→ WHAT YOU NEED TO DO:
Put every line of the rows below into a JSON list of strings, one string per line, with blank lines left out. Leave the pictures out of the answer.

→ RECORDS FOR PROCESSING:
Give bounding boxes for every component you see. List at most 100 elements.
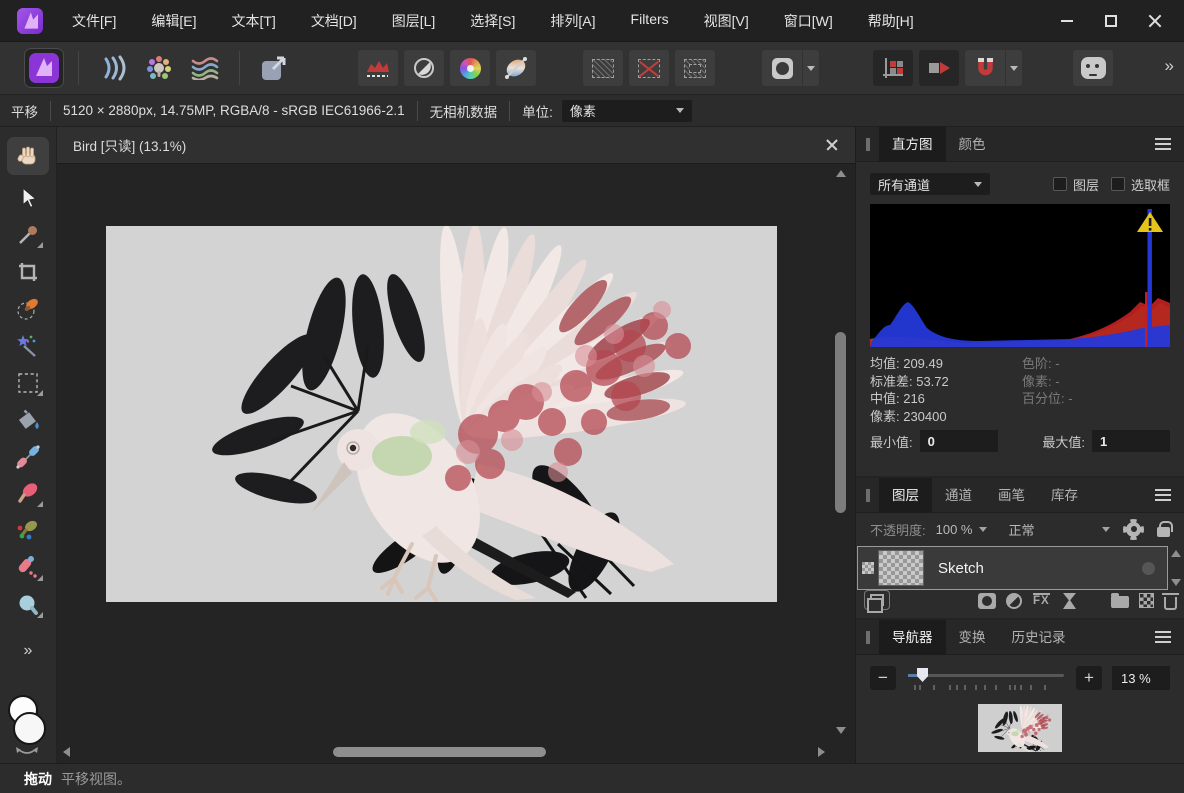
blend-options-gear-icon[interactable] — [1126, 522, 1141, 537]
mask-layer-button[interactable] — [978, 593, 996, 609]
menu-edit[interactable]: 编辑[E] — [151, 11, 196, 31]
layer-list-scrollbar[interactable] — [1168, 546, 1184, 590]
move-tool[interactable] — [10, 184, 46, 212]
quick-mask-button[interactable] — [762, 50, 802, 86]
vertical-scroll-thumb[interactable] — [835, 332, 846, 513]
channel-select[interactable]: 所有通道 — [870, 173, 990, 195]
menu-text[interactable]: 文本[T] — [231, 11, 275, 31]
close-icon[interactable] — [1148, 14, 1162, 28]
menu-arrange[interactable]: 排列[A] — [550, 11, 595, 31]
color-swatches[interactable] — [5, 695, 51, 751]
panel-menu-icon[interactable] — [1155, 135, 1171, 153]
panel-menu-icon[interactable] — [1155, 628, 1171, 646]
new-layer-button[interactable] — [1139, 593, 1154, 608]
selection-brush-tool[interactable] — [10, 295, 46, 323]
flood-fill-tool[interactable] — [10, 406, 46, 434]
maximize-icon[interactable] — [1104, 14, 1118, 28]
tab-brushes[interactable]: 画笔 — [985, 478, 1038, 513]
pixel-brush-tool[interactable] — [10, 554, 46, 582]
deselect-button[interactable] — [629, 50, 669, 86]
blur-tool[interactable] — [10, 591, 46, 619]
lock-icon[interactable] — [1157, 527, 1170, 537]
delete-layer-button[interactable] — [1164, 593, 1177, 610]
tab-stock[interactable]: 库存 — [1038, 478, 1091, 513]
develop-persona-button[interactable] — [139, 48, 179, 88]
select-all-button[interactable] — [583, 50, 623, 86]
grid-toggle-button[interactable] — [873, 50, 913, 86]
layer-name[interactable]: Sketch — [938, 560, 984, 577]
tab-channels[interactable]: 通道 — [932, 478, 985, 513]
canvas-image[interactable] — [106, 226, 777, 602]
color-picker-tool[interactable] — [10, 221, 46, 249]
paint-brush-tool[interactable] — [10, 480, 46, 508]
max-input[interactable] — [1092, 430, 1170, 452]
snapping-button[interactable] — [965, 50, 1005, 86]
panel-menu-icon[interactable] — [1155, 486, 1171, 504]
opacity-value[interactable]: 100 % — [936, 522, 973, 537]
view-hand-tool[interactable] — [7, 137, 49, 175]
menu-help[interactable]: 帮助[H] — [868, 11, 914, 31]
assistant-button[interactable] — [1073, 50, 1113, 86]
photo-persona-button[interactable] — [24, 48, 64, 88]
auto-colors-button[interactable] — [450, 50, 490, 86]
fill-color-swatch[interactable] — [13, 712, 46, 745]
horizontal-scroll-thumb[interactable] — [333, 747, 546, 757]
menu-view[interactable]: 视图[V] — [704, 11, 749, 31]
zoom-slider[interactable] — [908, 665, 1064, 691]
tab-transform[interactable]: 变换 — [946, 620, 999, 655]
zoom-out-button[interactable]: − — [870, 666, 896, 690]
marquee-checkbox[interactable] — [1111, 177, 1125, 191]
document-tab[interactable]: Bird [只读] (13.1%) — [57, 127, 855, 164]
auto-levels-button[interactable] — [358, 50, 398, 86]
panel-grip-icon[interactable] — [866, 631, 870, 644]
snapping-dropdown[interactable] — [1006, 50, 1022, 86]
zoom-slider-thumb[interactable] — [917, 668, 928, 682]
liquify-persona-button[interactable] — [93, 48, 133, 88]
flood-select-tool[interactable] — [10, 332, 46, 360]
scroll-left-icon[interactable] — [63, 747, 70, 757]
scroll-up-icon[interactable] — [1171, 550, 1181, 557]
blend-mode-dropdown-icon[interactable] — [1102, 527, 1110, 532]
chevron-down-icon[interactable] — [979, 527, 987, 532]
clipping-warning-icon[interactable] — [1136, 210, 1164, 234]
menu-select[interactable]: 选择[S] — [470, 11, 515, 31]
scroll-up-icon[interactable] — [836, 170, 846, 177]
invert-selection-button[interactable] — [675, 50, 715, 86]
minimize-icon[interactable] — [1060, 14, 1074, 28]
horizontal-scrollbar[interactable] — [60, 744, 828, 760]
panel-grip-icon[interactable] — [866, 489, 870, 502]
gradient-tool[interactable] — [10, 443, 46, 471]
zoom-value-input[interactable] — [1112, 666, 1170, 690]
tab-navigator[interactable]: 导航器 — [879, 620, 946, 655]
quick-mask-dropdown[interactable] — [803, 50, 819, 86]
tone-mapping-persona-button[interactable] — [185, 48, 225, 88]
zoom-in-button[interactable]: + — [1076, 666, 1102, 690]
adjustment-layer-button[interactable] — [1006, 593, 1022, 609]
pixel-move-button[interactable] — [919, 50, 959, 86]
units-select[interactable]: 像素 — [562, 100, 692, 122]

→ TASK ANSWER:
[
  "Give bounding boxes for every component you see. List at most 100 elements.",
  "blend-options-gear-icon[interactable] — [1126, 522, 1141, 537]",
  "mask-layer-button[interactable] — [978, 593, 996, 609]",
  "menu-edit[interactable]: 编辑[E] — [151, 11, 196, 31]",
  "layer-list-scrollbar[interactable] — [1168, 546, 1184, 590]",
  "move-tool[interactable] — [10, 184, 46, 212]",
  "quick-mask-button[interactable] — [762, 50, 802, 86]",
  "vertical-scroll-thumb[interactable] — [835, 332, 846, 513]",
  "channel-select[interactable]: 所有通道 — [870, 173, 990, 195]",
  "menu-text[interactable]: 文本[T] — [231, 11, 275, 31]",
  "close-icon[interactable] — [1148, 14, 1162, 28]",
  "menu-arrange[interactable]: 排列[A] — [550, 11, 595, 31]",
  "color-swatches[interactable] — [5, 695, 51, 751]",
  "panel-menu-icon[interactable] — [1155, 135, 1171, 153]",
  "panel-menu-icon[interactable] — [1155, 628, 1171, 646]",
  "new-layer-button[interactable] — [1139, 593, 1154, 608]",
  "selection-brush-tool[interactable] — [10, 295, 46, 323]",
  "flood-fill-tool[interactable] — [10, 406, 46, 434]",
  "maximize-icon[interactable] — [1104, 14, 1118, 28]",
  "tab-brushes[interactable]: 画笔 — [985, 478, 1038, 513]",
  "pixel-brush-tool[interactable] — [10, 554, 46, 582]",
  "deselect-button[interactable] — [629, 50, 669, 86]",
  "blur-tool[interactable] — [10, 591, 46, 619]",
  "lock-icon[interactable] — [1157, 527, 1170, 537]",
  "delete-layer-button[interactable] — [1164, 593, 1177, 610]",
  "tab-stock[interactable]: 库存 — [1038, 478, 1091, 513]",
  "develop-persona-button[interactable] — [139, 48, 179, 88]",
  "select-all-button[interactable] — [583, 50, 623, 86]",
  "grid-toggle-button[interactable] — [873, 50, 913, 86]",
  "layer-name[interactable]: Sketch — [938, 560, 984, 577]",
  "tab-channels[interactable]: 通道 — [932, 478, 985, 513]",
  "canvas-image[interactable] — [106, 226, 777, 602]",
  "color-picker-tool[interactable] — [10, 221, 46, 249]",
  "paint-brush-tool[interactable] — [10, 480, 46, 508]",
  "max-input[interactable] — [1092, 430, 1170, 452]",
  "snapping-button[interactable] — [965, 50, 1005, 86]",
  "panel-menu-icon[interactable] — [1155, 486, 1171, 504]",
  "opacity-value[interactable]: 100 % — [936, 522, 973, 537]",
  "view-hand-tool[interactable] — [7, 137, 49, 175]",
  "menu-help[interactable]: 帮助[H] — [868, 11, 914, 31]",
  "assistant-button[interactable] — [1073, 50, 1113, 86]",
  "photo-persona-button[interactable] — [24, 48, 64, 88]",
  "auto-colors-button[interactable] — [450, 50, 490, 86]",
  "fill-color-swatch[interactable] — [13, 712, 46, 745]",
  "horizontal-scroll-thumb[interactable] — [333, 747, 546, 757]",
  "menu-view[interactable]: 视图[V] — [704, 11, 749, 31]",
  "zoom-slider[interactable] — [908, 665, 1064, 691]",
  "tab-transform[interactable]: 变换 — [946, 620, 999, 655]",
  "zoom-out-button[interactable]: − — [870, 666, 896, 690]",
  "marquee-checkbox[interactable] — [1111, 177, 1125, 191]",
  "document-tab[interactable]: Bird [只读] (13.1%) — [57, 127, 855, 164]",
  "auto-levels-button[interactable] — [358, 50, 398, 86]",
  "panel-grip-icon[interactable] — [866, 631, 870, 644]",
  "snapping-dropdown[interactable] — [1006, 50, 1022, 86]",
  "zoom-slider-thumb[interactable] — [917, 668, 928, 682]",
  "liquify-persona-button[interactable] — [93, 48, 133, 88]",
  "flood-select-tool[interactable] — [10, 332, 46, 360]",
  "scroll-left-icon[interactable] — [63, 747, 70, 757]",
  "scroll-up-icon[interactable] — [1171, 550, 1181, 557]",
  "blend-mode-dropdown-icon[interactable] — [1102, 527, 1110, 532]",
  "chevron-down-icon[interactable] — [979, 527, 987, 532]",
  "clipping-warning-icon[interactable] — [1136, 210, 1164, 234]",
  "menu-select[interactable]: 选择[S] — [470, 11, 515, 31]",
  "scroll-up-icon[interactable] — [836, 170, 846, 177]",
  "invert-selection-button[interactable] — [675, 50, 715, 86]",
  "minimize-icon[interactable] — [1060, 14, 1074, 28]",
  "horizontal-scrollbar[interactable] — [60, 744, 828, 760]",
  "panel-grip-icon[interactable] — [866, 489, 870, 502]",
  "gradient-tool[interactable] — [10, 443, 46, 471]",
  "zoom-value-input[interactable] — [1112, 666, 1170, 690]",
  "tab-navigator[interactable]: 导航器 — [879, 620, 946, 655]",
  "quick-mask-dropdown[interactable] — [803, 50, 819, 86]",
  "tone-mapping-persona-button[interactable] — [185, 48, 225, 88]",
  "zoom-in-button[interactable]: + — [1076, 666, 1102, 690]",
  "adjustment-layer-button[interactable] — [1006, 593, 1022, 609]",
  "pixel-move-button[interactable] — [919, 50, 959, 86]",
  "units-select[interactable]: 像素 — [562, 100, 692, 122]"
]